Figure record listings
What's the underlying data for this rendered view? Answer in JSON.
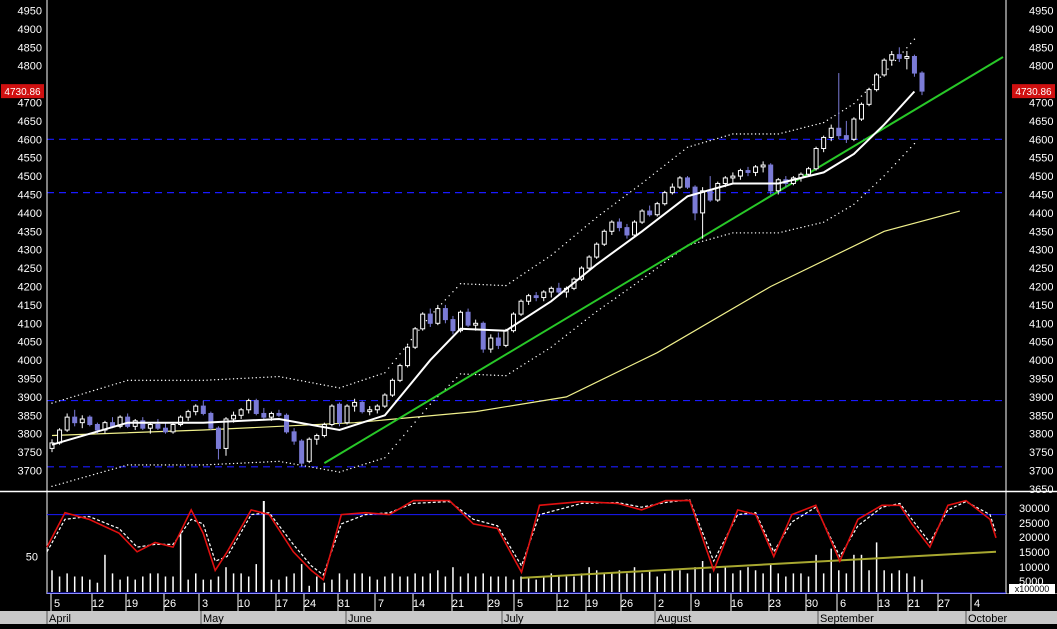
{
  "colors": {
    "background": "#000000",
    "axis_text": "#ffffff",
    "separator": "#ffffff",
    "grid_dashed": "#1a1aff",
    "candle_up": "#ffffff",
    "candle_down": "#7b7bd6",
    "ma_fast": "#ffffff",
    "ma_slow": "#f0f08c",
    "trendline": "#28c828",
    "envelope": "#ffffff",
    "stoch_k": "#e01010",
    "stoch_d": "#ffffff",
    "stoch_ref": "#1a1aff",
    "stoch_trend": "#a8a830",
    "volume": "#ffffff",
    "price_badge_bg": "#d01010",
    "price_badge_text": "#ffffff",
    "bottom_bar": "#c8c8c8"
  },
  "price_panel": {
    "current_price": "4730.86",
    "y_labels_left": [
      "4950",
      "4900",
      "4850",
      "4800",
      "4700",
      "4650",
      "4600",
      "4550",
      "4500",
      "4450",
      "4400",
      "4350",
      "4300",
      "4250",
      "4200",
      "4150",
      "4100",
      "4050",
      "4000",
      "3950",
      "3900",
      "3850",
      "3800",
      "3750",
      "3700"
    ],
    "y_labels_right": [
      "4950",
      "4900",
      "4850",
      "4800",
      "4700",
      "4650",
      "4600",
      "4550",
      "4500",
      "4450",
      "4400",
      "4350",
      "4300",
      "4250",
      "4200",
      "4150",
      "4100",
      "4050",
      "4000",
      "3950",
      "3900",
      "3850",
      "3800",
      "3750",
      "3700",
      "3650"
    ]
  },
  "lower_panel": {
    "left_label": "50",
    "right_labels": [
      "30000",
      "25000",
      "20000",
      "15000",
      "10000",
      "5000"
    ],
    "multiplier": "x100000"
  },
  "x_axis": {
    "day_ticks": [
      "5",
      "12",
      "19",
      "26",
      "3",
      "10",
      "17",
      "24",
      "31",
      "7",
      "14",
      "21",
      "29",
      "5",
      "12",
      "19",
      "26",
      "2",
      "9",
      "16",
      "23",
      "30",
      "6",
      "13",
      "21",
      "27",
      "4"
    ],
    "months": [
      "April",
      "May",
      "June",
      "July",
      "August",
      "September",
      "October"
    ]
  },
  "chart_data": {
    "type": "candlestick",
    "y_range": [
      3600,
      4960
    ],
    "horizontal_reference_levels": [
      4600,
      4455,
      3890,
      3710
    ],
    "stochastic_reference_level": 80,
    "envelope_dot_offset_pct": 3,
    "candles": [
      {
        "o": 3760,
        "h": 3785,
        "l": 3750,
        "c": 3775
      },
      {
        "o": 3775,
        "h": 3815,
        "l": 3770,
        "c": 3810
      },
      {
        "o": 3810,
        "h": 3855,
        "l": 3805,
        "c": 3845
      },
      {
        "o": 3845,
        "h": 3865,
        "l": 3820,
        "c": 3830
      },
      {
        "o": 3830,
        "h": 3850,
        "l": 3815,
        "c": 3840
      },
      {
        "o": 3845,
        "h": 3850,
        "l": 3820,
        "c": 3825
      },
      {
        "o": 3825,
        "h": 3830,
        "l": 3800,
        "c": 3810
      },
      {
        "o": 3810,
        "h": 3835,
        "l": 3800,
        "c": 3830
      },
      {
        "o": 3830,
        "h": 3845,
        "l": 3815,
        "c": 3820
      },
      {
        "o": 3820,
        "h": 3850,
        "l": 3815,
        "c": 3845
      },
      {
        "o": 3845,
        "h": 3855,
        "l": 3815,
        "c": 3820
      },
      {
        "o": 3820,
        "h": 3840,
        "l": 3810,
        "c": 3835
      },
      {
        "o": 3835,
        "h": 3845,
        "l": 3810,
        "c": 3815
      },
      {
        "o": 3815,
        "h": 3830,
        "l": 3800,
        "c": 3825
      },
      {
        "o": 3825,
        "h": 3840,
        "l": 3810,
        "c": 3815
      },
      {
        "o": 3815,
        "h": 3830,
        "l": 3800,
        "c": 3805
      },
      {
        "o": 3805,
        "h": 3830,
        "l": 3800,
        "c": 3825
      },
      {
        "o": 3825,
        "h": 3850,
        "l": 3820,
        "c": 3845
      },
      {
        "o": 3845,
        "h": 3865,
        "l": 3835,
        "c": 3860
      },
      {
        "o": 3860,
        "h": 3880,
        "l": 3850,
        "c": 3875
      },
      {
        "o": 3875,
        "h": 3890,
        "l": 3850,
        "c": 3855
      },
      {
        "o": 3855,
        "h": 3860,
        "l": 3810,
        "c": 3815
      },
      {
        "o": 3815,
        "h": 3820,
        "l": 3730,
        "c": 3760
      },
      {
        "o": 3760,
        "h": 3845,
        "l": 3740,
        "c": 3840
      },
      {
        "o": 3840,
        "h": 3860,
        "l": 3830,
        "c": 3850
      },
      {
        "o": 3850,
        "h": 3870,
        "l": 3840,
        "c": 3865
      },
      {
        "o": 3865,
        "h": 3895,
        "l": 3855,
        "c": 3890
      },
      {
        "o": 3890,
        "h": 3895,
        "l": 3850,
        "c": 3855
      },
      {
        "o": 3855,
        "h": 3870,
        "l": 3840,
        "c": 3845
      },
      {
        "o": 3845,
        "h": 3860,
        "l": 3835,
        "c": 3855
      },
      {
        "o": 3855,
        "h": 3865,
        "l": 3845,
        "c": 3850
      },
      {
        "o": 3850,
        "h": 3855,
        "l": 3800,
        "c": 3805
      },
      {
        "o": 3805,
        "h": 3815,
        "l": 3770,
        "c": 3780
      },
      {
        "o": 3780,
        "h": 3785,
        "l": 3710,
        "c": 3720
      },
      {
        "o": 3725,
        "h": 3790,
        "l": 3720,
        "c": 3785
      },
      {
        "o": 3785,
        "h": 3800,
        "l": 3770,
        "c": 3795
      },
      {
        "o": 3795,
        "h": 3830,
        "l": 3790,
        "c": 3825
      },
      {
        "o": 3825,
        "h": 3880,
        "l": 3820,
        "c": 3875
      },
      {
        "o": 3880,
        "h": 3885,
        "l": 3820,
        "c": 3830
      },
      {
        "o": 3830,
        "h": 3880,
        "l": 3825,
        "c": 3875
      },
      {
        "o": 3875,
        "h": 3895,
        "l": 3860,
        "c": 3885
      },
      {
        "o": 3885,
        "h": 3890,
        "l": 3855,
        "c": 3860
      },
      {
        "o": 3860,
        "h": 3875,
        "l": 3850,
        "c": 3865
      },
      {
        "o": 3865,
        "h": 3880,
        "l": 3855,
        "c": 3875
      },
      {
        "o": 3875,
        "h": 3910,
        "l": 3870,
        "c": 3905
      },
      {
        "o": 3905,
        "h": 3950,
        "l": 3900,
        "c": 3945
      },
      {
        "o": 3945,
        "h": 3990,
        "l": 3940,
        "c": 3985
      },
      {
        "o": 3985,
        "h": 4040,
        "l": 3980,
        "c": 4035
      },
      {
        "o": 4035,
        "h": 4090,
        "l": 4030,
        "c": 4085
      },
      {
        "o": 4085,
        "h": 4130,
        "l": 4080,
        "c": 4125
      },
      {
        "o": 4125,
        "h": 4140,
        "l": 4090,
        "c": 4100
      },
      {
        "o": 4100,
        "h": 4150,
        "l": 4095,
        "c": 4140
      },
      {
        "o": 4140,
        "h": 4150,
        "l": 4100,
        "c": 4110
      },
      {
        "o": 4110,
        "h": 4120,
        "l": 4070,
        "c": 4080
      },
      {
        "o": 4080,
        "h": 4135,
        "l": 4075,
        "c": 4130
      },
      {
        "o": 4130,
        "h": 4140,
        "l": 4090,
        "c": 4095
      },
      {
        "o": 4095,
        "h": 4110,
        "l": 4080,
        "c": 4100
      },
      {
        "o": 4100,
        "h": 4105,
        "l": 4020,
        "c": 4030
      },
      {
        "o": 4030,
        "h": 4070,
        "l": 4020,
        "c": 4060
      },
      {
        "o": 4060,
        "h": 4075,
        "l": 4030,
        "c": 4040
      },
      {
        "o": 4040,
        "h": 4085,
        "l": 4035,
        "c": 4080
      },
      {
        "o": 4080,
        "h": 4130,
        "l": 4075,
        "c": 4125
      },
      {
        "o": 4125,
        "h": 4165,
        "l": 4120,
        "c": 4160
      },
      {
        "o": 4160,
        "h": 4180,
        "l": 4150,
        "c": 4175
      },
      {
        "o": 4175,
        "h": 4185,
        "l": 4160,
        "c": 4170
      },
      {
        "o": 4170,
        "h": 4190,
        "l": 4160,
        "c": 4185
      },
      {
        "o": 4185,
        "h": 4200,
        "l": 4170,
        "c": 4195
      },
      {
        "o": 4195,
        "h": 4210,
        "l": 4180,
        "c": 4185
      },
      {
        "o": 4185,
        "h": 4200,
        "l": 4170,
        "c": 4195
      },
      {
        "o": 4195,
        "h": 4225,
        "l": 4190,
        "c": 4220
      },
      {
        "o": 4220,
        "h": 4255,
        "l": 4215,
        "c": 4250
      },
      {
        "o": 4250,
        "h": 4285,
        "l": 4245,
        "c": 4280
      },
      {
        "o": 4280,
        "h": 4320,
        "l": 4275,
        "c": 4315
      },
      {
        "o": 4315,
        "h": 4355,
        "l": 4310,
        "c": 4350
      },
      {
        "o": 4350,
        "h": 4380,
        "l": 4340,
        "c": 4375
      },
      {
        "o": 4375,
        "h": 4385,
        "l": 4350,
        "c": 4360
      },
      {
        "o": 4360,
        "h": 4370,
        "l": 4330,
        "c": 4340
      },
      {
        "o": 4340,
        "h": 4380,
        "l": 4335,
        "c": 4375
      },
      {
        "o": 4375,
        "h": 4410,
        "l": 4370,
        "c": 4405
      },
      {
        "o": 4405,
        "h": 4420,
        "l": 4390,
        "c": 4395
      },
      {
        "o": 4395,
        "h": 4430,
        "l": 4390,
        "c": 4425
      },
      {
        "o": 4425,
        "h": 4460,
        "l": 4420,
        "c": 4455
      },
      {
        "o": 4455,
        "h": 4480,
        "l": 4450,
        "c": 4470
      },
      {
        "o": 4470,
        "h": 4500,
        "l": 4465,
        "c": 4495
      },
      {
        "o": 4495,
        "h": 4500,
        "l": 4465,
        "c": 4470
      },
      {
        "o": 4470,
        "h": 4475,
        "l": 4380,
        "c": 4400
      },
      {
        "o": 4400,
        "h": 4470,
        "l": 4330,
        "c": 4460
      },
      {
        "o": 4460,
        "h": 4500,
        "l": 4430,
        "c": 4435
      },
      {
        "o": 4435,
        "h": 4485,
        "l": 4430,
        "c": 4480
      },
      {
        "o": 4480,
        "h": 4500,
        "l": 4470,
        "c": 4495
      },
      {
        "o": 4495,
        "h": 4510,
        "l": 4480,
        "c": 4500
      },
      {
        "o": 4500,
        "h": 4520,
        "l": 4490,
        "c": 4515
      },
      {
        "o": 4515,
        "h": 4525,
        "l": 4500,
        "c": 4510
      },
      {
        "o": 4510,
        "h": 4530,
        "l": 4500,
        "c": 4525
      },
      {
        "o": 4525,
        "h": 4540,
        "l": 4510,
        "c": 4530
      },
      {
        "o": 4530,
        "h": 4535,
        "l": 4450,
        "c": 4460
      },
      {
        "o": 4460,
        "h": 4495,
        "l": 4450,
        "c": 4490
      },
      {
        "o": 4490,
        "h": 4500,
        "l": 4470,
        "c": 4480
      },
      {
        "o": 4480,
        "h": 4500,
        "l": 4475,
        "c": 4495
      },
      {
        "o": 4495,
        "h": 4510,
        "l": 4485,
        "c": 4505
      },
      {
        "o": 4505,
        "h": 4525,
        "l": 4500,
        "c": 4520
      },
      {
        "o": 4520,
        "h": 4580,
        "l": 4515,
        "c": 4575
      },
      {
        "o": 4575,
        "h": 4610,
        "l": 4565,
        "c": 4605
      },
      {
        "o": 4605,
        "h": 4640,
        "l": 4595,
        "c": 4630
      },
      {
        "o": 4630,
        "h": 4780,
        "l": 4600,
        "c": 4610
      },
      {
        "o": 4610,
        "h": 4650,
        "l": 4590,
        "c": 4600
      },
      {
        "o": 4600,
        "h": 4660,
        "l": 4595,
        "c": 4655
      },
      {
        "o": 4655,
        "h": 4700,
        "l": 4650,
        "c": 4695
      },
      {
        "o": 4695,
        "h": 4740,
        "l": 4690,
        "c": 4735
      },
      {
        "o": 4735,
        "h": 4780,
        "l": 4730,
        "c": 4775
      },
      {
        "o": 4775,
        "h": 4820,
        "l": 4770,
        "c": 4815
      },
      {
        "o": 4815,
        "h": 4840,
        "l": 4800,
        "c": 4830
      },
      {
        "o": 4830,
        "h": 4850,
        "l": 4810,
        "c": 4820
      },
      {
        "o": 4820,
        "h": 4840,
        "l": 4790,
        "c": 4825
      },
      {
        "o": 4825,
        "h": 4830,
        "l": 4770,
        "c": 4780
      },
      {
        "o": 4780,
        "h": 4785,
        "l": 4720,
        "c": 4731
      }
    ],
    "ma_fast_line": [
      [
        0,
        3770
      ],
      [
        10,
        3830
      ],
      [
        20,
        3830
      ],
      [
        30,
        3840
      ],
      [
        38,
        3810
      ],
      [
        44,
        3850
      ],
      [
        50,
        4000
      ],
      [
        54,
        4085
      ],
      [
        60,
        4080
      ],
      [
        66,
        4160
      ],
      [
        72,
        4260
      ],
      [
        78,
        4350
      ],
      [
        84,
        4445
      ],
      [
        90,
        4480
      ],
      [
        96,
        4480
      ],
      [
        102,
        4510
      ],
      [
        106,
        4560
      ],
      [
        110,
        4640
      ],
      [
        114,
        4730
      ]
    ],
    "ma_slow_line": [
      [
        0,
        3795
      ],
      [
        20,
        3810
      ],
      [
        40,
        3830
      ],
      [
        56,
        3860
      ],
      [
        68,
        3900
      ],
      [
        80,
        4020
      ],
      [
        95,
        4200
      ],
      [
        110,
        4350
      ],
      [
        120,
        4405
      ]
    ],
    "trendline_main": [
      [
        36,
        3720
      ],
      [
        129,
        4800
      ]
    ],
    "stochastic_k": [
      [
        0,
        45
      ],
      [
        3,
        82
      ],
      [
        7,
        75
      ],
      [
        12,
        60
      ],
      [
        15,
        40
      ],
      [
        18,
        50
      ],
      [
        21,
        45
      ],
      [
        24,
        85
      ],
      [
        26,
        60
      ],
      [
        28,
        20
      ],
      [
        30,
        40
      ],
      [
        34,
        85
      ],
      [
        37,
        80
      ],
      [
        41,
        40
      ],
      [
        44,
        20
      ],
      [
        46,
        10
      ],
      [
        49,
        80
      ],
      [
        53,
        82
      ],
      [
        57,
        80
      ],
      [
        61,
        95
      ],
      [
        67,
        95
      ],
      [
        71,
        70
      ],
      [
        75,
        65
      ],
      [
        79,
        18
      ],
      [
        82,
        90
      ],
      [
        89,
        94
      ],
      [
        95,
        92
      ],
      [
        99,
        85
      ],
      [
        103,
        95
      ],
      [
        107,
        95
      ],
      [
        111,
        20
      ],
      [
        115,
        85
      ],
      [
        118,
        80
      ],
      [
        121,
        35
      ],
      [
        124,
        80
      ],
      [
        128,
        90
      ],
      [
        132,
        30
      ],
      [
        135,
        75
      ],
      [
        139,
        90
      ],
      [
        142,
        90
      ],
      [
        144,
        70
      ],
      [
        147,
        45
      ],
      [
        150,
        90
      ],
      [
        153,
        95
      ],
      [
        157,
        75
      ],
      [
        158,
        55
      ]
    ],
    "stochastic_d": [
      [
        0,
        40
      ],
      [
        3,
        75
      ],
      [
        7,
        78
      ],
      [
        12,
        65
      ],
      [
        15,
        45
      ],
      [
        18,
        48
      ],
      [
        21,
        48
      ],
      [
        24,
        75
      ],
      [
        26,
        70
      ],
      [
        28,
        30
      ],
      [
        30,
        35
      ],
      [
        34,
        80
      ],
      [
        37,
        82
      ],
      [
        41,
        48
      ],
      [
        44,
        25
      ],
      [
        46,
        15
      ],
      [
        49,
        70
      ],
      [
        53,
        80
      ],
      [
        57,
        82
      ],
      [
        61,
        92
      ],
      [
        67,
        94
      ],
      [
        71,
        75
      ],
      [
        75,
        68
      ],
      [
        79,
        25
      ],
      [
        82,
        80
      ],
      [
        89,
        92
      ],
      [
        95,
        93
      ],
      [
        99,
        88
      ],
      [
        103,
        93
      ],
      [
        107,
        96
      ],
      [
        111,
        30
      ],
      [
        115,
        80
      ],
      [
        118,
        82
      ],
      [
        121,
        40
      ],
      [
        124,
        72
      ],
      [
        128,
        88
      ],
      [
        132,
        35
      ],
      [
        135,
        68
      ],
      [
        139,
        88
      ],
      [
        142,
        92
      ],
      [
        144,
        75
      ],
      [
        147,
        50
      ],
      [
        150,
        85
      ],
      [
        153,
        94
      ],
      [
        157,
        80
      ],
      [
        158,
        60
      ]
    ],
    "stochastic_trend": [
      [
        79,
        12
      ],
      [
        158,
        40
      ]
    ],
    "volume_10000": [
      7,
      5,
      6,
      5,
      5,
      4,
      3,
      12,
      6,
      4,
      5,
      4,
      5,
      6,
      6,
      5,
      5,
      19,
      4,
      6,
      4,
      4,
      5,
      8,
      6,
      6,
      5,
      9,
      5,
      4,
      4,
      5,
      6,
      9,
      2,
      5,
      3,
      4,
      6,
      4,
      6,
      6,
      5,
      4,
      5,
      6,
      5,
      5,
      6,
      5,
      6,
      7,
      5,
      8,
      5,
      6,
      5,
      6,
      5,
      5,
      5,
      4,
      5,
      5,
      4,
      5,
      6,
      5,
      5,
      5,
      6,
      8,
      7,
      6,
      6,
      7,
      6,
      8,
      6,
      7,
      5,
      6,
      7,
      7,
      6,
      8,
      10,
      6,
      6,
      8,
      6,
      7,
      8,
      7,
      6,
      9,
      6,
      5,
      6,
      6,
      5,
      12,
      6,
      14,
      7,
      6,
      12,
      12,
      7,
      16,
      7,
      6,
      7,
      6,
      5,
      4
    ]
  }
}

■ **The task**:
Filter the data for the string "ffffff" and copy every line that has it.

■ **Solution for this problem**:
    "axis_text": "#ffffff",
    "separator": "#ffffff",
    "candle_up": "#ffffff",
    "ma_fast": "#ffffff",
    "envelope": "#ffffff",
    "stoch_d": "#ffffff",
    "volume": "#ffffff",
    "price_badge_text": "#ffffff",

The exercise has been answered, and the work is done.